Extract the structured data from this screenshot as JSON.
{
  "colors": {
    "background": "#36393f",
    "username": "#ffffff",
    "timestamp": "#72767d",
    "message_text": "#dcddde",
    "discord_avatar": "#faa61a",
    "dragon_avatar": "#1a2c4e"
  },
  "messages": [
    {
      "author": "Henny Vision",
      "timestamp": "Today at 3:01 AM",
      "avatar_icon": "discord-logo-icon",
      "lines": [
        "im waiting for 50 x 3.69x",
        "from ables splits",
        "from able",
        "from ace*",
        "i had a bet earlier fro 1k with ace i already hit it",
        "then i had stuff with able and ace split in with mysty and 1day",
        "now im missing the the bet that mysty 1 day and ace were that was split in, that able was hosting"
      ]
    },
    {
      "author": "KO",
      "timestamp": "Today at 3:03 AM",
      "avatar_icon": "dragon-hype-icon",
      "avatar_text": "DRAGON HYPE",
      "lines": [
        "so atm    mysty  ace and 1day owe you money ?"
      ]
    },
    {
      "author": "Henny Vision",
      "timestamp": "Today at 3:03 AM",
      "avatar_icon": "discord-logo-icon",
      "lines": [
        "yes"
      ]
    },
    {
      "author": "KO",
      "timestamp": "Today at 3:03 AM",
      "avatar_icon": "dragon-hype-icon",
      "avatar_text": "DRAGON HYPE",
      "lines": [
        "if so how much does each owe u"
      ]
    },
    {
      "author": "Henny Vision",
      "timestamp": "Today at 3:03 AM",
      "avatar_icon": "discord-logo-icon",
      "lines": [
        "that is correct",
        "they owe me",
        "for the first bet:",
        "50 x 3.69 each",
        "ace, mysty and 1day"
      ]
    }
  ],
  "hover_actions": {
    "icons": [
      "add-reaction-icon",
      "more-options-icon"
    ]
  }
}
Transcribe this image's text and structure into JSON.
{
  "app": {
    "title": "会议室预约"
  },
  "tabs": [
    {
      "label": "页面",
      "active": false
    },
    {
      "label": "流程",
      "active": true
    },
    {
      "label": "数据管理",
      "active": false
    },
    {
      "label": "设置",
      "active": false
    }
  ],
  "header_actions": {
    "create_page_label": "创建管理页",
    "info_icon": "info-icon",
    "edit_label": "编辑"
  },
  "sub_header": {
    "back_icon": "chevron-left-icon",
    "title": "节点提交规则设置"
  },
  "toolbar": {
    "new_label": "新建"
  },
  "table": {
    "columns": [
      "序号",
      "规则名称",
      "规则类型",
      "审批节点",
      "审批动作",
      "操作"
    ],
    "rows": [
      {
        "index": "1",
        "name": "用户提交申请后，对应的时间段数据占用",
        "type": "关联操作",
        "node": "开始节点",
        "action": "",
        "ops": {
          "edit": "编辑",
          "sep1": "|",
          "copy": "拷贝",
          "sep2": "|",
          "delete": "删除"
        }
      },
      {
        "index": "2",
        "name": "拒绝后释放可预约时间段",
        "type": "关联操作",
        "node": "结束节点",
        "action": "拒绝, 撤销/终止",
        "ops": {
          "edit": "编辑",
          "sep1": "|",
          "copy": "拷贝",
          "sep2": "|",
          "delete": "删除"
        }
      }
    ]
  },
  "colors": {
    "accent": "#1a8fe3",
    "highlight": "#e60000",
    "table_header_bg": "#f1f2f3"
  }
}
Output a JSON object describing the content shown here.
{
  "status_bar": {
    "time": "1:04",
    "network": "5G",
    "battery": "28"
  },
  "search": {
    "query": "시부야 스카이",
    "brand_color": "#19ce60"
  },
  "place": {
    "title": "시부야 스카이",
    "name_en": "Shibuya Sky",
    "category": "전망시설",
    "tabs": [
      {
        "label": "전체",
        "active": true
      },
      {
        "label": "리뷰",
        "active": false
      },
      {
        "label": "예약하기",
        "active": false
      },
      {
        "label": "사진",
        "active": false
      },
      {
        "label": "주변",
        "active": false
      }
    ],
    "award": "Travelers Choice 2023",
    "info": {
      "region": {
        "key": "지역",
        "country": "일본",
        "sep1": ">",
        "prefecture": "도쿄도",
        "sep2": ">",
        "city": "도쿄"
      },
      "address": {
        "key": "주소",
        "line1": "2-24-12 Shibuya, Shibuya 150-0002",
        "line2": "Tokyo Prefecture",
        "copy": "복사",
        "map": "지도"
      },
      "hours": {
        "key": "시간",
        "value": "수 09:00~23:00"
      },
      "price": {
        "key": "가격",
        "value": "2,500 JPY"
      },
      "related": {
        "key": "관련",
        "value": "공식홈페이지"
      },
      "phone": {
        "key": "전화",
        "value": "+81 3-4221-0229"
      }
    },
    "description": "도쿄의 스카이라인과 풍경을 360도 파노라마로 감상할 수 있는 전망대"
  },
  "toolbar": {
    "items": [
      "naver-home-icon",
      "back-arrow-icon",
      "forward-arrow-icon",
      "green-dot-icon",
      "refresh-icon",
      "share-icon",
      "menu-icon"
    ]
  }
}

**WHAT THIS TASK INVOLVES**
Copy out all of the records shown above exactly.

**PROBLEM SOLUTION**
Extract the structured data from this screenshot as JSON.
{
  "colors": {
    "background": "#36393f",
    "username": "#ffffff",
    "timestamp": "#72767d",
    "message_text": "#dcddde",
    "discord_avatar": "#faa61a",
    "dragon_avatar": "#1a2c4e"
  },
  "messages": [
    {
      "author": "Henny Vision",
      "timestamp": "Today at 3:01 AM",
      "avatar_icon": "discord-logo-icon",
      "lines": [
        "im waiting for 50 x 3.69x",
        "from ables splits",
        "from able",
        "from ace*",
        "i had a bet earlier fro 1k with ace i already hit it",
        "then i had stuff with able and ace split in with mysty and 1day",
        "now im missing the the bet that mysty 1 day and ace were that was split in, that able was hosting"
      ]
    },
    {
      "author": "KO",
      "timestamp": "Today at 3:03 AM",
      "avatar_icon": "dragon-hype-icon",
      "avatar_text": "DRAGON HYPE",
      "lines": [
        "so atm    mysty  ace and 1day owe you money ?"
      ]
    },
    {
      "author": "Henny Vision",
      "timestamp": "Today at 3:03 AM",
      "avatar_icon": "discord-logo-icon",
      "lines": [
        "yes"
      ]
    },
    {
      "author": "KO",
      "timestamp": "Today at 3:03 AM",
      "avatar_icon": "dragon-hype-icon",
      "avatar_text": "DRAGON HYPE",
      "lines": [
        "if so how much does each owe u"
      ]
    },
    {
      "author": "Henny Vision",
      "timestamp": "Today at 3:03 AM",
      "avatar_icon": "discord-logo-icon",
      "lines": [
        "that is correct",
        "they owe me",
        "for the first bet:",
        "50 x 3.69 each",
        "ace, mysty and 1day"
      ]
    }
  ],
  "hover_actions": {
    "icons": [
      "add-reaction-icon",
      "more-options-icon"
    ]
  }
}
Transcribe this image's text and structure into JSON.
{
  "app": {
    "title": "会议室预约"
  },
  "tabs": [
    {
      "label": "页面",
      "active": false
    },
    {
      "label": "流程",
      "active": true
    },
    {
      "label": "数据管理",
      "active": false
    },
    {
      "label": "设置",
      "active": false
    }
  ],
  "header_actions": {
    "create_page_label": "创建管理页",
    "info_icon": "info-icon",
    "edit_label": "编辑"
  },
  "sub_header": {
    "back_icon": "chevron-left-icon",
    "title": "节点提交规则设置"
  },
  "toolbar": {
    "new_label": "新建"
  },
  "table": {
    "columns": [
      "序号",
      "规则名称",
      "规则类型",
      "审批节点",
      "审批动作",
      "操作"
    ],
    "rows": [
      {
        "index": "1",
        "name": "用户提交申请后，对应的时间段数据占用",
        "type": "关联操作",
        "node": "开始节点",
        "action": "",
        "ops": {
          "edit": "编辑",
          "sep1": "|",
          "copy": "拷贝",
          "sep2": "|",
          "delete": "删除"
        }
      },
      {
        "index": "2",
        "name": "拒绝后释放可预约时间段",
        "type": "关联操作",
        "node": "结束节点",
        "action": "拒绝, 撤销/终止",
        "ops": {
          "edit": "编辑",
          "sep1": "|",
          "copy": "拷贝",
          "sep2": "|",
          "delete": "删除"
        }
      }
    ]
  },
  "colors": {
    "accent": "#1a8fe3",
    "highlight": "#e60000",
    "table_header_bg": "#f1f2f3"
  }
}
Output a JSON object describing the content shown here.
{
  "status_bar": {
    "time": "1:04",
    "network": "5G",
    "battery": "28"
  },
  "search": {
    "query": "시부야 스카이",
    "brand_color": "#19ce60"
  },
  "place": {
    "title": "시부야 스카이",
    "name_en": "Shibuya Sky",
    "category": "전망시설",
    "tabs": [
      {
        "label": "전체",
        "active": true
      },
      {
        "label": "리뷰",
        "active": false
      },
      {
        "label": "예약하기",
        "active": false
      },
      {
        "label": "사진",
        "active": false
      },
      {
        "label": "주변",
        "active": false
      }
    ],
    "award": "Travelers Choice 2023",
    "info": {
      "region": {
        "key": "지역",
        "country": "일본",
        "sep1": ">",
        "prefecture": "도쿄도",
        "sep2": ">",
        "city": "도쿄"
      },
      "address": {
        "key": "주소",
        "line1": "2-24-12 Shibuya, Shibuya 150-0002",
        "line2": "Tokyo Prefecture",
        "copy": "복사",
        "map": "지도"
      },
      "hours": {
        "key": "시간",
        "value": "수 09:00~23:00"
      },
      "price": {
        "key": "가격",
        "value": "2,500 JPY"
      },
      "related": {
        "key": "관련",
        "value": "공식홈페이지"
      },
      "phone": {
        "key": "전화",
        "value": "+81 3-4221-0229"
      }
    },
    "description": "도쿄의 스카이라인과 풍경을 360도 파노라마로 감상할 수 있는 전망대"
  },
  "toolbar": {
    "items": [
      "naver-home-icon",
      "back-arrow-icon",
      "forward-arrow-icon",
      "green-dot-icon",
      "refresh-icon",
      "share-icon",
      "menu-icon"
    ]
  }
}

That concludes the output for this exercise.